* **DESCRIPTION OF THE TASK**
Drop every picture and give the entries back exactly.
━━━━━━
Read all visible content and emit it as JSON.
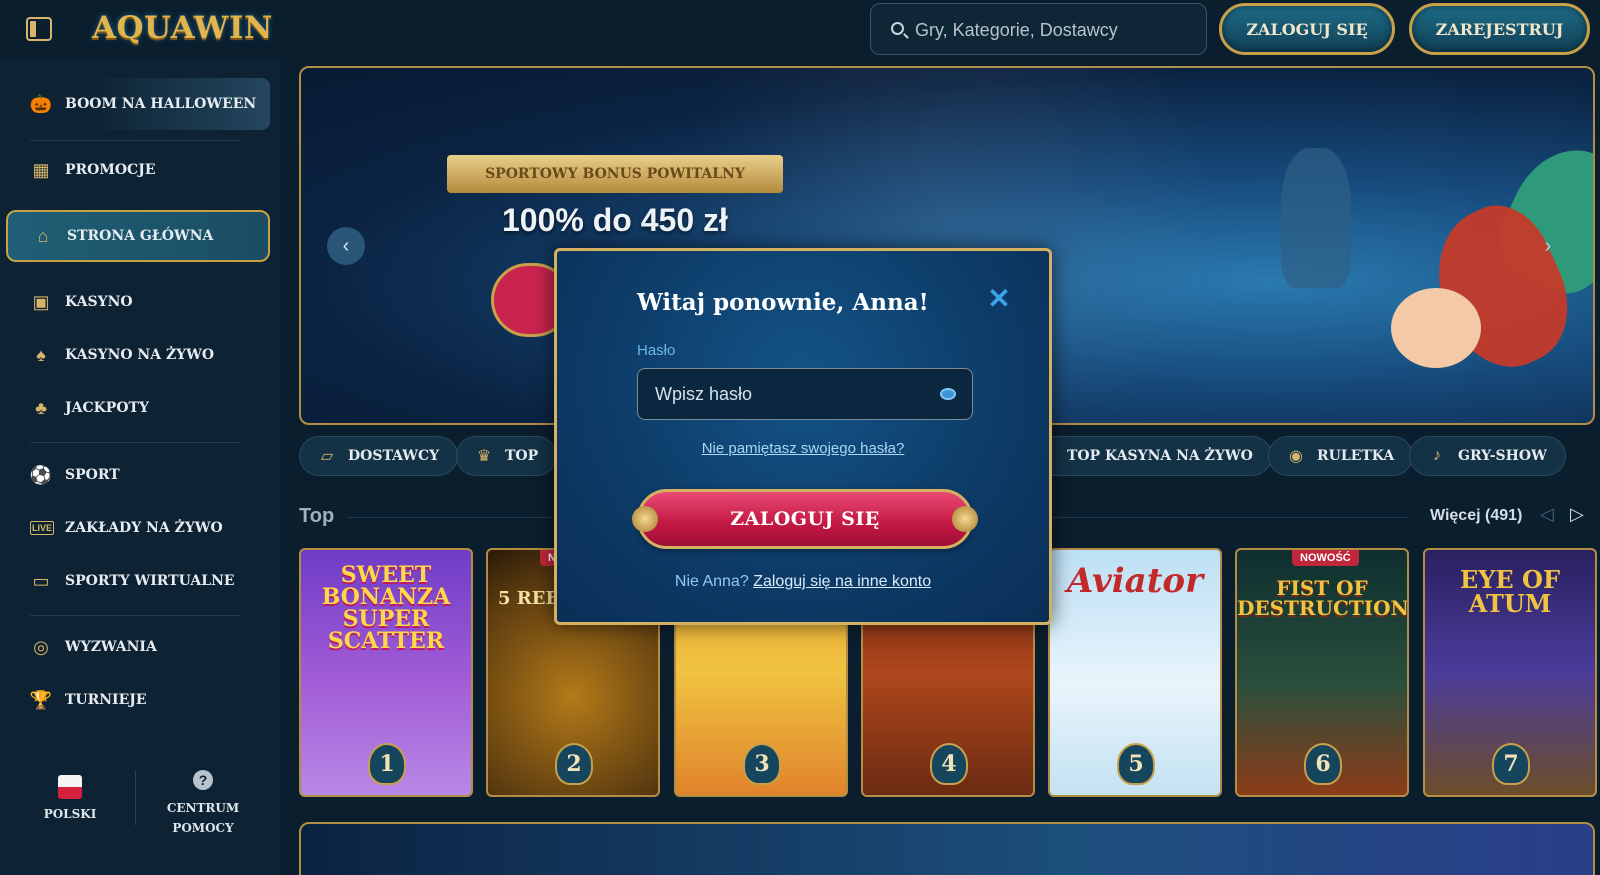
{
  "header": {
    "logo": "AQUAWIN",
    "search_placeholder": "Gry, Kategorie, Dostawcy",
    "login_label": "ZALOGUJ SIĘ",
    "register_label": "ZAREJESTRUJ"
  },
  "sidebar": {
    "items": [
      {
        "label": "BOOM NA HALLOWEEN",
        "icon": "pumpkin-icon"
      },
      {
        "label": "PROMOCJE",
        "icon": "gift-icon"
      },
      {
        "label": "STRONA GŁÓWNA",
        "icon": "home-icon"
      },
      {
        "label": "KASYNO",
        "icon": "slot-machine-icon"
      },
      {
        "label": "KASYNO NA ŻYWO",
        "icon": "live-card-icon"
      },
      {
        "label": "JACKPOTY",
        "icon": "clover-icon"
      },
      {
        "label": "SPORT",
        "icon": "ball-icon"
      },
      {
        "label": "ZAKŁADY NA ŻYWO",
        "icon": "live-badge-icon"
      },
      {
        "label": "SPORTY WIRTUALNE",
        "icon": "virtual-sport-icon"
      },
      {
        "label": "WYZWANIA",
        "icon": "target-icon"
      },
      {
        "label": "TURNIEJE",
        "icon": "trophy-icon"
      }
    ],
    "language": "POLSKI",
    "help": "CENTRUM POMOCY"
  },
  "banner": {
    "ribbon": "SPORTOWY BONUS POWITALNY",
    "headline": "100% do 450 zł"
  },
  "categories": [
    {
      "label": "DOSTAWCY",
      "icon": "scroll-icon"
    },
    {
      "label": "TOP",
      "icon": "crown-icon"
    },
    {
      "label": "TOP KASYNA NA ŻYWO",
      "icon": "live-chip-icon"
    },
    {
      "label": "RULETKA",
      "icon": "roulette-icon"
    },
    {
      "label": "GRY-SHOW",
      "icon": "mic-icon"
    }
  ],
  "top_section": {
    "title": "Top",
    "more": "Więcej (491)",
    "games": [
      {
        "title": "SWEET BONANZA SUPER SCATTER",
        "rank": "1",
        "badge": ""
      },
      {
        "title": "5 REELS",
        "rank": "2",
        "badge": "N"
      },
      {
        "title": "",
        "rank": "3",
        "badge": ""
      },
      {
        "title": "",
        "rank": "4",
        "badge": ""
      },
      {
        "title": "Aviator",
        "rank": "5",
        "badge": ""
      },
      {
        "title": "FIST OF DESTRUCTION",
        "rank": "6",
        "badge": "NOWOŚĆ"
      },
      {
        "title": "EYE OF ATUM",
        "rank": "7",
        "badge": ""
      }
    ]
  },
  "modal": {
    "title": "Witaj ponownie, Anna!",
    "password_label": "Hasło",
    "password_placeholder": "Wpisz hasło",
    "forgot": "Nie pamiętasz swojego hasła?",
    "submit": "ZALOGUJ SIĘ",
    "switch_prefix": "Nie Anna?",
    "switch_link": "Zaloguj się na inne konto"
  },
  "colors": {
    "gold": "#c9a04a",
    "accent_blue": "#39a3e6",
    "cta_red": "#c21843"
  }
}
━━━━━━
* **THE COMPLETED TASK**
Read all visible content and emit it as JSON.
{
  "header": {
    "logo": "AQUAWIN",
    "search_placeholder": "Gry, Kategorie, Dostawcy",
    "login_label": "ZALOGUJ SIĘ",
    "register_label": "ZAREJESTRUJ"
  },
  "sidebar": {
    "items": [
      {
        "label": "BOOM NA HALLOWEEN",
        "icon": "pumpkin-icon"
      },
      {
        "label": "PROMOCJE",
        "icon": "gift-icon"
      },
      {
        "label": "STRONA GŁÓWNA",
        "icon": "home-icon"
      },
      {
        "label": "KASYNO",
        "icon": "slot-machine-icon"
      },
      {
        "label": "KASYNO NA ŻYWO",
        "icon": "live-card-icon"
      },
      {
        "label": "JACKPOTY",
        "icon": "clover-icon"
      },
      {
        "label": "SPORT",
        "icon": "ball-icon"
      },
      {
        "label": "ZAKŁADY NA ŻYWO",
        "icon": "live-badge-icon"
      },
      {
        "label": "SPORTY WIRTUALNE",
        "icon": "virtual-sport-icon"
      },
      {
        "label": "WYZWANIA",
        "icon": "target-icon"
      },
      {
        "label": "TURNIEJE",
        "icon": "trophy-icon"
      }
    ],
    "language": "POLSKI",
    "help": "CENTRUM POMOCY"
  },
  "banner": {
    "ribbon": "SPORTOWY BONUS POWITALNY",
    "headline": "100% do 450 zł"
  },
  "categories": [
    {
      "label": "DOSTAWCY",
      "icon": "scroll-icon"
    },
    {
      "label": "TOP",
      "icon": "crown-icon"
    },
    {
      "label": "TOP KASYNA NA ŻYWO",
      "icon": "live-chip-icon"
    },
    {
      "label": "RULETKA",
      "icon": "roulette-icon"
    },
    {
      "label": "GRY-SHOW",
      "icon": "mic-icon"
    }
  ],
  "top_section": {
    "title": "Top",
    "more": "Więcej (491)",
    "games": [
      {
        "title": "SWEET BONANZA SUPER SCATTER",
        "rank": "1",
        "badge": ""
      },
      {
        "title": "5 REELS",
        "rank": "2",
        "badge": "N"
      },
      {
        "title": "",
        "rank": "3",
        "badge": ""
      },
      {
        "title": "",
        "rank": "4",
        "badge": ""
      },
      {
        "title": "Aviator",
        "rank": "5",
        "badge": ""
      },
      {
        "title": "FIST OF DESTRUCTION",
        "rank": "6",
        "badge": "NOWOŚĆ"
      },
      {
        "title": "EYE OF ATUM",
        "rank": "7",
        "badge": ""
      }
    ]
  },
  "modal": {
    "title": "Witaj ponownie, Anna!",
    "password_label": "Hasło",
    "password_placeholder": "Wpisz hasło",
    "forgot": "Nie pamiętasz swojego hasła?",
    "submit": "ZALOGUJ SIĘ",
    "switch_prefix": "Nie Anna?",
    "switch_link": "Zaloguj się na inne konto"
  },
  "colors": {
    "gold": "#c9a04a",
    "accent_blue": "#39a3e6",
    "cta_red": "#c21843"
  }
}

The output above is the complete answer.